_Stated problem_
Can all of these lines be returned exactly?

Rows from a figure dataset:
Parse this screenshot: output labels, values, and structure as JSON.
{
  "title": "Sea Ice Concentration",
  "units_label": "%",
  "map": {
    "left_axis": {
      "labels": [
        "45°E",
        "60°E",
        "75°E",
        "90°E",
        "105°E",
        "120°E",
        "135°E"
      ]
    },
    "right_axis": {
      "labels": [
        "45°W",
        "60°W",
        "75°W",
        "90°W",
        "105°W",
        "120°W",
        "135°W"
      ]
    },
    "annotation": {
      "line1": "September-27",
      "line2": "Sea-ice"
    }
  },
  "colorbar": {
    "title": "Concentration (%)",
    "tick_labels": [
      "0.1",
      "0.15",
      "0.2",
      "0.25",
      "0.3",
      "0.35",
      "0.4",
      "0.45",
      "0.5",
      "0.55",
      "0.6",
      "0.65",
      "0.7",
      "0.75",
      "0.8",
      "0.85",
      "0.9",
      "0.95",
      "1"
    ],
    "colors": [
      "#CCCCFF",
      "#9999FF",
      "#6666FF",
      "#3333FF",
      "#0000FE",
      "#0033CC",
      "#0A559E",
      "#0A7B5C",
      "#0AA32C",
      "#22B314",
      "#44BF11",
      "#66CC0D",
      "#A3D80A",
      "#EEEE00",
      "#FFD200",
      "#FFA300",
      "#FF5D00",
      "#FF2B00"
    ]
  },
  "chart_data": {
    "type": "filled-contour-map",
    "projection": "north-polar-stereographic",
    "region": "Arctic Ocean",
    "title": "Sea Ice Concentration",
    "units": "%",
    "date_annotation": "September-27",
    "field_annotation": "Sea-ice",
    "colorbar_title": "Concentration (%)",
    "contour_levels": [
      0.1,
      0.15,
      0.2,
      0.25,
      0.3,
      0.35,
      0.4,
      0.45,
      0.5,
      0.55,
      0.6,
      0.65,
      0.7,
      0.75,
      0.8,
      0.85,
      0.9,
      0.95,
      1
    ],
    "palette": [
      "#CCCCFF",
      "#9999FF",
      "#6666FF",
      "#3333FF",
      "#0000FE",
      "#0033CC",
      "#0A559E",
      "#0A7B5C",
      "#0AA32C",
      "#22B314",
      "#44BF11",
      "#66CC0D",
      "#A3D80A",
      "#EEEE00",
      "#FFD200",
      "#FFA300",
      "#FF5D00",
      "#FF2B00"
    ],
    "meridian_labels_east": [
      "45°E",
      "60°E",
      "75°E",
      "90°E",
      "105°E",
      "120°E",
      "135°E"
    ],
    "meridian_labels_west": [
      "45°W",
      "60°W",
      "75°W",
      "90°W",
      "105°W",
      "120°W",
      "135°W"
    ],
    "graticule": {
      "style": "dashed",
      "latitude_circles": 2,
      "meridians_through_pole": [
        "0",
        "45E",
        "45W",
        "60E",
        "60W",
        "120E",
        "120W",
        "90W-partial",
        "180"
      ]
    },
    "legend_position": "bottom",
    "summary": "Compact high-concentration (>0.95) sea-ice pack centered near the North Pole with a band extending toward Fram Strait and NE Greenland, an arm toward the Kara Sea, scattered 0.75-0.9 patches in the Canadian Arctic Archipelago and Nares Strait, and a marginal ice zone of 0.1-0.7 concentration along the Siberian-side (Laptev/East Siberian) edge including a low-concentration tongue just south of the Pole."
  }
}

_Exercise solution_
Parse this screenshot: output labels, values, and structure as JSON.
{
  "title": "Sea Ice Concentration",
  "units_label": "%",
  "map": {
    "left_axis": {
      "labels": [
        "45°E",
        "60°E",
        "75°E",
        "90°E",
        "105°E",
        "120°E",
        "135°E"
      ]
    },
    "right_axis": {
      "labels": [
        "45°W",
        "60°W",
        "75°W",
        "90°W",
        "105°W",
        "120°W",
        "135°W"
      ]
    },
    "annotation": {
      "line1": "September-27",
      "line2": "Sea-ice"
    }
  },
  "colorbar": {
    "title": "Concentration (%)",
    "tick_labels": [
      "0.1",
      "0.15",
      "0.2",
      "0.25",
      "0.3",
      "0.35",
      "0.4",
      "0.45",
      "0.5",
      "0.55",
      "0.6",
      "0.65",
      "0.7",
      "0.75",
      "0.8",
      "0.85",
      "0.9",
      "0.95",
      "1"
    ],
    "colors": [
      "#CCCCFF",
      "#9999FF",
      "#6666FF",
      "#3333FF",
      "#0000FE",
      "#0033CC",
      "#0A559E",
      "#0A7B5C",
      "#0AA32C",
      "#22B314",
      "#44BF11",
      "#66CC0D",
      "#A3D80A",
      "#EEEE00",
      "#FFD200",
      "#FFA300",
      "#FF5D00",
      "#FF2B00"
    ]
  },
  "chart_data": {
    "type": "filled-contour-map",
    "projection": "north-polar-stereographic",
    "region": "Arctic Ocean",
    "title": "Sea Ice Concentration",
    "units": "%",
    "date_annotation": "September-27",
    "field_annotation": "Sea-ice",
    "colorbar_title": "Concentration (%)",
    "contour_levels": [
      0.1,
      0.15,
      0.2,
      0.25,
      0.3,
      0.35,
      0.4,
      0.45,
      0.5,
      0.55,
      0.6,
      0.65,
      0.7,
      0.75,
      0.8,
      0.85,
      0.9,
      0.95,
      1
    ],
    "palette": [
      "#CCCCFF",
      "#9999FF",
      "#6666FF",
      "#3333FF",
      "#0000FE",
      "#0033CC",
      "#0A559E",
      "#0A7B5C",
      "#0AA32C",
      "#22B314",
      "#44BF11",
      "#66CC0D",
      "#A3D80A",
      "#EEEE00",
      "#FFD200",
      "#FFA300",
      "#FF5D00",
      "#FF2B00"
    ],
    "meridian_labels_east": [
      "45°E",
      "60°E",
      "75°E",
      "90°E",
      "105°E",
      "120°E",
      "135°E"
    ],
    "meridian_labels_west": [
      "45°W",
      "60°W",
      "75°W",
      "90°W",
      "105°W",
      "120°W",
      "135°W"
    ],
    "graticule": {
      "style": "dashed",
      "latitude_circles": 2,
      "meridians_through_pole": [
        "0",
        "45E",
        "45W",
        "60E",
        "60W",
        "120E",
        "120W",
        "90W-partial",
        "180"
      ]
    },
    "legend_position": "bottom",
    "summary": "Compact high-concentration (>0.95) sea-ice pack centered near the North Pole with a band extending toward Fram Strait and NE Greenland, an arm toward the Kara Sea, scattered 0.75-0.9 patches in the Canadian Arctic Archipelago and Nares Strait, and a marginal ice zone of 0.1-0.7 concentration along the Siberian-side (Laptev/East Siberian) edge including a low-concentration tongue just south of the Pole."
  }
}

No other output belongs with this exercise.